Goal of the exercise: Find every line in the records below that holds the word "values", and copy each one.
== == ==
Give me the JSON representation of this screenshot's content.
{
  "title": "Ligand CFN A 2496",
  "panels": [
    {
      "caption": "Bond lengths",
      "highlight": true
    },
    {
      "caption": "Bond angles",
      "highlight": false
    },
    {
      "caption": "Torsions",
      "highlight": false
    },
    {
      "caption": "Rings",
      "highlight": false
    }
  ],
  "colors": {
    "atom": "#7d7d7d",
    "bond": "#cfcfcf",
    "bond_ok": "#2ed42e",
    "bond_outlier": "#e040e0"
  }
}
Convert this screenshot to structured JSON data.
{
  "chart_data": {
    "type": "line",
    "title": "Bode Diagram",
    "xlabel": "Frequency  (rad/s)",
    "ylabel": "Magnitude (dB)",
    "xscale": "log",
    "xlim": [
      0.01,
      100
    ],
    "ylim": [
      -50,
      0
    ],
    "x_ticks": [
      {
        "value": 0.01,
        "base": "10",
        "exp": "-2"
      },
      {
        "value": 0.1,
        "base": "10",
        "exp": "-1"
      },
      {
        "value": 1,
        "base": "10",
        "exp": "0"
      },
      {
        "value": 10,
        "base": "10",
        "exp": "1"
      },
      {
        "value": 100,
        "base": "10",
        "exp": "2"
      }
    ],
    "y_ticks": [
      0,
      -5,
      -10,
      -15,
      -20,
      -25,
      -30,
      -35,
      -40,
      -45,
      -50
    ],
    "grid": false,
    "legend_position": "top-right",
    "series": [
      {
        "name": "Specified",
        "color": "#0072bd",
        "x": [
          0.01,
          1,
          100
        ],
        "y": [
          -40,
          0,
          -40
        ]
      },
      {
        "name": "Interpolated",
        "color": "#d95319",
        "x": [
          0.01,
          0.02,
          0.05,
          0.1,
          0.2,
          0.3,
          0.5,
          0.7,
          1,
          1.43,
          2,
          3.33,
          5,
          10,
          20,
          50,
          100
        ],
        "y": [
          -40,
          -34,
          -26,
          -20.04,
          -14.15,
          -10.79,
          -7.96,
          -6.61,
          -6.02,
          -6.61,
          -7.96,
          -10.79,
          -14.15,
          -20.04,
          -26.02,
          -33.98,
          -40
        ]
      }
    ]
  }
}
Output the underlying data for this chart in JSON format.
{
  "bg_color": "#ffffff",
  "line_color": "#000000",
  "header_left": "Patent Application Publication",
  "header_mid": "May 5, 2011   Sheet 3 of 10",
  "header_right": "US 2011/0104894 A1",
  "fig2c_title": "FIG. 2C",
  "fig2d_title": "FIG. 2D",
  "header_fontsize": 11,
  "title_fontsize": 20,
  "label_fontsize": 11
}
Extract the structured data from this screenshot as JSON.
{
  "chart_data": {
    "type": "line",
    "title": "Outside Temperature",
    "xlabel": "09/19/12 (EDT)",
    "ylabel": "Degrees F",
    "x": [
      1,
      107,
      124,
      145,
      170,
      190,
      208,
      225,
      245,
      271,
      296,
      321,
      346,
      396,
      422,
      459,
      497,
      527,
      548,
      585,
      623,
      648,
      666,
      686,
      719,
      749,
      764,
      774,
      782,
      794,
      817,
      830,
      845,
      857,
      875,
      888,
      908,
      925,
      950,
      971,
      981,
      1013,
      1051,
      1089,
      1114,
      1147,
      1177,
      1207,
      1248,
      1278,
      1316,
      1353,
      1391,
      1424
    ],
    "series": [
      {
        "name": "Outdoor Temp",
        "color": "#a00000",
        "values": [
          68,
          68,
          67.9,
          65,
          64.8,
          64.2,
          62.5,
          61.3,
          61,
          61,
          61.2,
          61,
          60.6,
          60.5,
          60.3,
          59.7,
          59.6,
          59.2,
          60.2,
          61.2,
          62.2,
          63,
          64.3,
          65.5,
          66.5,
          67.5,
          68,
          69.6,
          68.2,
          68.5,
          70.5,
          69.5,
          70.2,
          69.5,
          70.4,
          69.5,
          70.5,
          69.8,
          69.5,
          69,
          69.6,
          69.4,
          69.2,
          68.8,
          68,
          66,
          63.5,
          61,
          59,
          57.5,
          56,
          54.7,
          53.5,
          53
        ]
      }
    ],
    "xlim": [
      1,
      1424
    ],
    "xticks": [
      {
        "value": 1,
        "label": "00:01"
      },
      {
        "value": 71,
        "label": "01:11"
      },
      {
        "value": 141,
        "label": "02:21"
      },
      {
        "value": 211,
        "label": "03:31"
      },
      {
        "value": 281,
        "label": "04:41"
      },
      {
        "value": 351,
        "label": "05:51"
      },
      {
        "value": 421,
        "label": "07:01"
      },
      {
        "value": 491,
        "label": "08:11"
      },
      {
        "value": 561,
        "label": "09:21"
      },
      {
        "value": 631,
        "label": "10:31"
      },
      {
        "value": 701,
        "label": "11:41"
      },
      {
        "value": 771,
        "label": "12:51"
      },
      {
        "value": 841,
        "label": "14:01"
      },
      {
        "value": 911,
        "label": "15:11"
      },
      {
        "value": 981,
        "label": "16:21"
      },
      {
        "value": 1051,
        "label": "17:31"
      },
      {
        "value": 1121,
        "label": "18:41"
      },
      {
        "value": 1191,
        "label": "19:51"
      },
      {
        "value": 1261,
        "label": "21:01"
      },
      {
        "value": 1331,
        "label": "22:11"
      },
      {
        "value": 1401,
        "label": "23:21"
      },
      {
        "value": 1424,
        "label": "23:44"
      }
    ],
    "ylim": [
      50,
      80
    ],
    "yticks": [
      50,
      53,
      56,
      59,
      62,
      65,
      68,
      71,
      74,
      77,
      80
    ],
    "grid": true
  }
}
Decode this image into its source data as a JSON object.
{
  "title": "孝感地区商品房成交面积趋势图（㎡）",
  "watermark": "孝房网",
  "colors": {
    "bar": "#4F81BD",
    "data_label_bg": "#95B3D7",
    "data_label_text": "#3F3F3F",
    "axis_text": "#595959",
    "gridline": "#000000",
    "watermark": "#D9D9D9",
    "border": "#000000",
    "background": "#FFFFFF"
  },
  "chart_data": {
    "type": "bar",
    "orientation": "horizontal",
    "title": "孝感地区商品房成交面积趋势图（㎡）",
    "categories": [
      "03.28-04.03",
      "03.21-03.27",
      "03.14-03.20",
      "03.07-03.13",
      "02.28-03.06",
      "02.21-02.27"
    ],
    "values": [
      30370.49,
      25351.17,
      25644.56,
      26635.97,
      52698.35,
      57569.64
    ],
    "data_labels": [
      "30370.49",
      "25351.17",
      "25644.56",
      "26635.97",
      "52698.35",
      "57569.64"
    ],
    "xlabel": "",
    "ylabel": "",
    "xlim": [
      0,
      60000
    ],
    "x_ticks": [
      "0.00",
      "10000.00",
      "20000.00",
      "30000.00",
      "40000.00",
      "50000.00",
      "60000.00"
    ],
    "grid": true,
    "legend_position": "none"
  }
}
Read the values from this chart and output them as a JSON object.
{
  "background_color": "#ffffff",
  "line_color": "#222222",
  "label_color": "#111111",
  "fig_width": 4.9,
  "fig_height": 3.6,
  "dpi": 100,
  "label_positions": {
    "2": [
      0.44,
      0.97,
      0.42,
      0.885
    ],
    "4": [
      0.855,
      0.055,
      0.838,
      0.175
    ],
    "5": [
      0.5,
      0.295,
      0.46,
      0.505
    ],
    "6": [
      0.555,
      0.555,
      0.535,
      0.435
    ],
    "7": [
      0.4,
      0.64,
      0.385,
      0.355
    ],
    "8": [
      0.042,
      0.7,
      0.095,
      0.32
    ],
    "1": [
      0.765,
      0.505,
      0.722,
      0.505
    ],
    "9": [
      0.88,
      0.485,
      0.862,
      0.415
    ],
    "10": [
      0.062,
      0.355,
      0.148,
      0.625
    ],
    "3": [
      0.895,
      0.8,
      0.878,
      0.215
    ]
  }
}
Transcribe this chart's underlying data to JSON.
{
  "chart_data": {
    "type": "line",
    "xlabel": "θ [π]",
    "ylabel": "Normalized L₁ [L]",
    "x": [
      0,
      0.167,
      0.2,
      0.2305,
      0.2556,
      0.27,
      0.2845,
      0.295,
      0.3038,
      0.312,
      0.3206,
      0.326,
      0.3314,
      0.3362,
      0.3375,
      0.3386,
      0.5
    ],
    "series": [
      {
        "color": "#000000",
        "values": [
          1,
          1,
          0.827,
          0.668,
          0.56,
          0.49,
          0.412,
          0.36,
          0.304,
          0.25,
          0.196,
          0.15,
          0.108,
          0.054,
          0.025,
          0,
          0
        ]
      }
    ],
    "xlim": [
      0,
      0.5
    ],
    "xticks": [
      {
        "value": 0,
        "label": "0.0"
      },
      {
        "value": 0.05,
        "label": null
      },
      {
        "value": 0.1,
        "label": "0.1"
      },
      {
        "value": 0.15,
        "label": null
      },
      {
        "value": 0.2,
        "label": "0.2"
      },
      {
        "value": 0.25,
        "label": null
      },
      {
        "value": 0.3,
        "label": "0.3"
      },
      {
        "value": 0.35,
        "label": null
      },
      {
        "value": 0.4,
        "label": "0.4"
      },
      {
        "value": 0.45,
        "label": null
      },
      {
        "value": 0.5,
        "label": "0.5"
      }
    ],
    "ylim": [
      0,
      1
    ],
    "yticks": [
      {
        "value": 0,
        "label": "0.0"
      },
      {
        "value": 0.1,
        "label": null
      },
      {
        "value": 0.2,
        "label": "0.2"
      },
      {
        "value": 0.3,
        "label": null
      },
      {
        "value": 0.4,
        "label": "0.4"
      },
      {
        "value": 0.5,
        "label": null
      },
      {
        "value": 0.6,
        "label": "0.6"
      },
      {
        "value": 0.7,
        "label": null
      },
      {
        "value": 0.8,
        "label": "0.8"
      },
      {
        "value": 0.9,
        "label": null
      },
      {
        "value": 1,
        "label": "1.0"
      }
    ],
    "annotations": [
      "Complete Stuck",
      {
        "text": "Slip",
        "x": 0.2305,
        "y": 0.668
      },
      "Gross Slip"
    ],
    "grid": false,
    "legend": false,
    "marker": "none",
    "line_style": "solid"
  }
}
== == ==
Solution for this task:
        "values": [
    "values": [
Read the values from this chart and output them as a JSON object.
        "values": [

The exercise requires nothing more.